═══ ENTRIES SHOWN

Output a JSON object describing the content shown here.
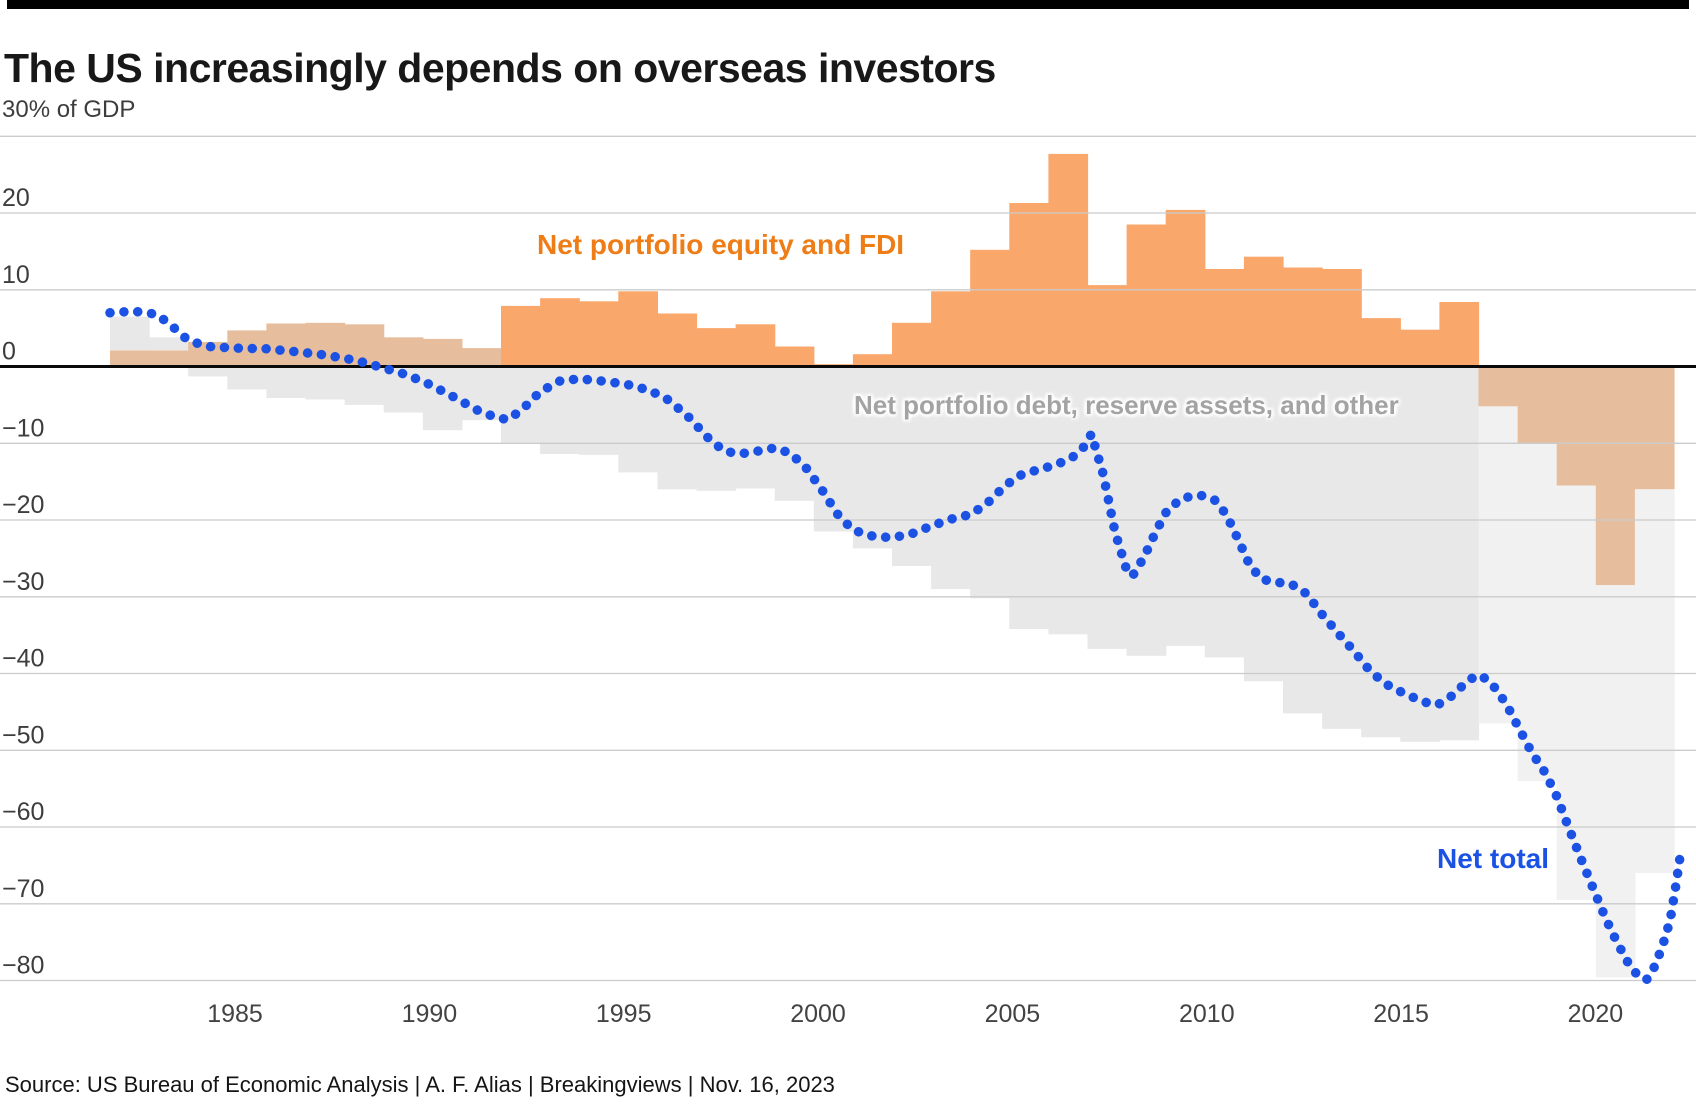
{
  "header": {
    "title": "The US increasingly depends on overseas investors"
  },
  "footer": {
    "source": "Source: US Bureau of Economic Analysis | A. F. Alias | Breakingviews | Nov. 16, 2023"
  },
  "chart_data": {
    "type": "combo_bar_line",
    "title": "The US increasingly depends on overseas investors",
    "unit_label": "30% of GDP",
    "xlabel": "",
    "ylabel": "% of GDP",
    "ylim": [
      -85,
      30
    ],
    "grid": "horizontal",
    "x_ticks": [
      {
        "value": 1985,
        "label": "1985"
      },
      {
        "value": 1990,
        "label": "1990"
      },
      {
        "value": 1995,
        "label": "1995"
      },
      {
        "value": 2000,
        "label": "2000"
      },
      {
        "value": 2005,
        "label": "2005"
      },
      {
        "value": 2010,
        "label": "2010"
      },
      {
        "value": 2015,
        "label": "2015"
      },
      {
        "value": 2020,
        "label": "2020"
      }
    ],
    "y_grid_values": [
      30,
      20,
      10,
      0,
      -10,
      -20,
      -30,
      -40,
      -50,
      -60,
      -70,
      -80
    ],
    "y_ticks": [
      {
        "value": 20,
        "label": "20"
      },
      {
        "value": 10,
        "label": "10"
      },
      {
        "value": 0,
        "label": "0"
      },
      {
        "value": -10,
        "label": "−10"
      },
      {
        "value": -20,
        "label": "−20"
      },
      {
        "value": -30,
        "label": "−30"
      },
      {
        "value": -40,
        "label": "−40"
      },
      {
        "value": -50,
        "label": "−50"
      },
      {
        "value": -60,
        "label": "−60"
      },
      {
        "value": -70,
        "label": "−70"
      },
      {
        "value": -80,
        "label": "−80"
      }
    ],
    "colors": {
      "equity_bright": "#F9A76B",
      "equity_muted": "#E7BE9D",
      "debt_gray": "#E8E8E8",
      "debt_gray_pale": "#F1F1F1",
      "net_total_blue": "#1B52E4",
      "equity_label": "#EE7D17",
      "debt_label": "#A3A3A3",
      "gridline": "#CBCBCB",
      "zero_line": "#0A0A0A"
    },
    "bar_series_names": [
      "Net portfolio equity and FDI",
      "Net portfolio debt, reserve assets, and other"
    ],
    "bars": [
      {
        "year": 1982,
        "equity_fdi": 2.1,
        "debt_other": 4.4
      },
      {
        "year": 1983,
        "equity_fdi": 2.1,
        "debt_other": 1.7
      },
      {
        "year": 1984,
        "equity_fdi": 3.2,
        "debt_other": -1.3
      },
      {
        "year": 1985,
        "equity_fdi": 4.7,
        "debt_other": -3.0
      },
      {
        "year": 1986,
        "equity_fdi": 5.6,
        "debt_other": -4.1
      },
      {
        "year": 1987,
        "equity_fdi": 5.7,
        "debt_other": -4.3
      },
      {
        "year": 1988,
        "equity_fdi": 5.5,
        "debt_other": -5.0
      },
      {
        "year": 1989,
        "equity_fdi": 3.8,
        "debt_other": -6.0
      },
      {
        "year": 1990,
        "equity_fdi": 3.6,
        "debt_other": -8.3
      },
      {
        "year": 1991,
        "equity_fdi": 2.4,
        "debt_other": -7.0
      },
      {
        "year": 1992,
        "equity_fdi": 7.9,
        "debt_other": -9.9
      },
      {
        "year": 1993,
        "equity_fdi": 8.9,
        "debt_other": -11.4
      },
      {
        "year": 1994,
        "equity_fdi": 8.5,
        "debt_other": -11.5
      },
      {
        "year": 1995,
        "equity_fdi": 9.8,
        "debt_other": -13.8
      },
      {
        "year": 1996,
        "equity_fdi": 6.9,
        "debt_other": -16.0
      },
      {
        "year": 1997,
        "equity_fdi": 5.0,
        "debt_other": -16.2
      },
      {
        "year": 1998,
        "equity_fdi": 5.5,
        "debt_other": -15.9
      },
      {
        "year": 1999,
        "equity_fdi": 2.6,
        "debt_other": -17.5
      },
      {
        "year": 2000,
        "equity_fdi": 0.3,
        "debt_other": -21.5
      },
      {
        "year": 2001,
        "equity_fdi": 1.6,
        "debt_other": -23.7
      },
      {
        "year": 2002,
        "equity_fdi": 5.7,
        "debt_other": -26.0
      },
      {
        "year": 2003,
        "equity_fdi": 9.8,
        "debt_other": -29.0
      },
      {
        "year": 2004,
        "equity_fdi": 15.2,
        "debt_other": -30.2
      },
      {
        "year": 2005,
        "equity_fdi": 21.3,
        "debt_other": -34.2
      },
      {
        "year": 2006,
        "equity_fdi": 27.7,
        "debt_other": -34.9
      },
      {
        "year": 2007,
        "equity_fdi": 10.6,
        "debt_other": -36.8
      },
      {
        "year": 2008,
        "equity_fdi": 18.5,
        "debt_other": -37.7
      },
      {
        "year": 2009,
        "equity_fdi": 20.4,
        "debt_other": -36.4
      },
      {
        "year": 2010,
        "equity_fdi": 12.7,
        "debt_other": -37.9
      },
      {
        "year": 2011,
        "equity_fdi": 14.3,
        "debt_other": -41.0
      },
      {
        "year": 2012,
        "equity_fdi": 12.9,
        "debt_other": -45.2
      },
      {
        "year": 2013,
        "equity_fdi": 12.7,
        "debt_other": -47.2
      },
      {
        "year": 2014,
        "equity_fdi": 6.3,
        "debt_other": -48.3
      },
      {
        "year": 2015,
        "equity_fdi": 4.8,
        "debt_other": -48.9
      },
      {
        "year": 2016,
        "equity_fdi": 8.4,
        "debt_other": -48.7
      },
      {
        "year": 2017,
        "equity_fdi": -5.2,
        "debt_other": -41.3
      },
      {
        "year": 2018,
        "equity_fdi": -10.0,
        "debt_other": -44.0
      },
      {
        "year": 2019,
        "equity_fdi": -15.5,
        "debt_other": -54.0
      },
      {
        "year": 2020,
        "equity_fdi": -28.5,
        "debt_other": -51.1
      },
      {
        "year": 2021,
        "equity_fdi": -16.0,
        "debt_other": -50.0
      }
    ],
    "muted_through_year": 1991,
    "net_total_points": [
      [
        1982.0,
        7.0
      ],
      [
        1982.6,
        7.2
      ],
      [
        1983.2,
        6.8
      ],
      [
        1983.6,
        5.2
      ],
      [
        1984.0,
        3.4
      ],
      [
        1984.5,
        2.6
      ],
      [
        1985.2,
        2.4
      ],
      [
        1986.0,
        2.3
      ],
      [
        1986.8,
        1.9
      ],
      [
        1987.5,
        1.5
      ],
      [
        1988.3,
        0.8
      ],
      [
        1989.0,
        -0.2
      ],
      [
        1989.6,
        -1.1
      ],
      [
        1990.2,
        -2.4
      ],
      [
        1990.8,
        -4.0
      ],
      [
        1991.4,
        -5.7
      ],
      [
        1991.9,
        -6.7
      ],
      [
        1992.2,
        -6.9
      ],
      [
        1992.6,
        -5.3
      ],
      [
        1993.0,
        -3.3
      ],
      [
        1993.5,
        -1.9
      ],
      [
        1994.0,
        -1.6
      ],
      [
        1994.6,
        -1.9
      ],
      [
        1995.2,
        -2.3
      ],
      [
        1995.8,
        -3.1
      ],
      [
        1996.3,
        -4.4
      ],
      [
        1996.8,
        -6.6
      ],
      [
        1997.3,
        -9.3
      ],
      [
        1997.7,
        -11.0
      ],
      [
        1998.1,
        -11.4
      ],
      [
        1998.6,
        -11.0
      ],
      [
        1999.0,
        -10.6
      ],
      [
        1999.4,
        -11.3
      ],
      [
        1999.8,
        -13.2
      ],
      [
        2000.2,
        -16.0
      ],
      [
        2000.6,
        -19.2
      ],
      [
        2001.0,
        -21.3
      ],
      [
        2001.5,
        -22.1
      ],
      [
        2002.0,
        -22.3
      ],
      [
        2002.5,
        -21.8
      ],
      [
        2003.0,
        -20.8
      ],
      [
        2003.5,
        -19.9
      ],
      [
        2004.0,
        -19.3
      ],
      [
        2004.4,
        -18.0
      ],
      [
        2004.8,
        -16.0
      ],
      [
        2005.2,
        -14.3
      ],
      [
        2005.7,
        -13.5
      ],
      [
        2006.2,
        -12.8
      ],
      [
        2006.6,
        -11.9
      ],
      [
        2006.9,
        -10.5
      ],
      [
        2007.1,
        -8.8
      ],
      [
        2007.4,
        -14.0
      ],
      [
        2007.7,
        -21.5
      ],
      [
        2008.0,
        -26.5
      ],
      [
        2008.15,
        -27.3
      ],
      [
        2008.45,
        -24.8
      ],
      [
        2008.75,
        -21.5
      ],
      [
        2009.05,
        -18.6
      ],
      [
        2009.45,
        -17.1
      ],
      [
        2009.9,
        -16.8
      ],
      [
        2010.25,
        -17.4
      ],
      [
        2010.55,
        -19.3
      ],
      [
        2010.85,
        -22.5
      ],
      [
        2011.15,
        -25.9
      ],
      [
        2011.45,
        -27.7
      ],
      [
        2011.8,
        -28.1
      ],
      [
        2012.2,
        -28.3
      ],
      [
        2012.6,
        -29.6
      ],
      [
        2013.0,
        -32.3
      ],
      [
        2013.4,
        -34.7
      ],
      [
        2013.8,
        -37.0
      ],
      [
        2014.2,
        -39.5
      ],
      [
        2014.6,
        -41.3
      ],
      [
        2015.1,
        -42.6
      ],
      [
        2015.6,
        -43.7
      ],
      [
        2015.95,
        -44.1
      ],
      [
        2016.35,
        -42.8
      ],
      [
        2016.75,
        -40.8
      ],
      [
        2017.05,
        -40.2
      ],
      [
        2017.35,
        -41.4
      ],
      [
        2017.7,
        -43.9
      ],
      [
        2018.0,
        -46.8
      ],
      [
        2018.35,
        -50.2
      ],
      [
        2018.7,
        -52.9
      ],
      [
        2019.0,
        -56.0
      ],
      [
        2019.3,
        -60.0
      ],
      [
        2019.65,
        -64.5
      ],
      [
        2019.95,
        -68.2
      ],
      [
        2020.25,
        -71.9
      ],
      [
        2020.55,
        -75.1
      ],
      [
        2020.85,
        -77.9
      ],
      [
        2021.1,
        -79.5
      ],
      [
        2021.3,
        -79.9
      ],
      [
        2021.5,
        -78.2
      ],
      [
        2021.7,
        -75.6
      ],
      [
        2021.9,
        -72.2
      ],
      [
        2022.05,
        -67.5
      ],
      [
        2022.15,
        -64.0
      ]
    ],
    "annotations": [
      {
        "id": "equity-fdi",
        "text": "Net portfolio equity and FDI",
        "color": "#EE7D17"
      },
      {
        "id": "debt-reserves",
        "text": "Net portfolio debt, reserve assets, and other",
        "color": "#A3A3A3"
      },
      {
        "id": "net-total",
        "text": "Net total",
        "color": "#1B52E4"
      }
    ]
  }
}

══════

— TASK STATEMENT —
Scan the records above and report how many lines include the word "depends", without any other text.

— THE RESPONSE —
2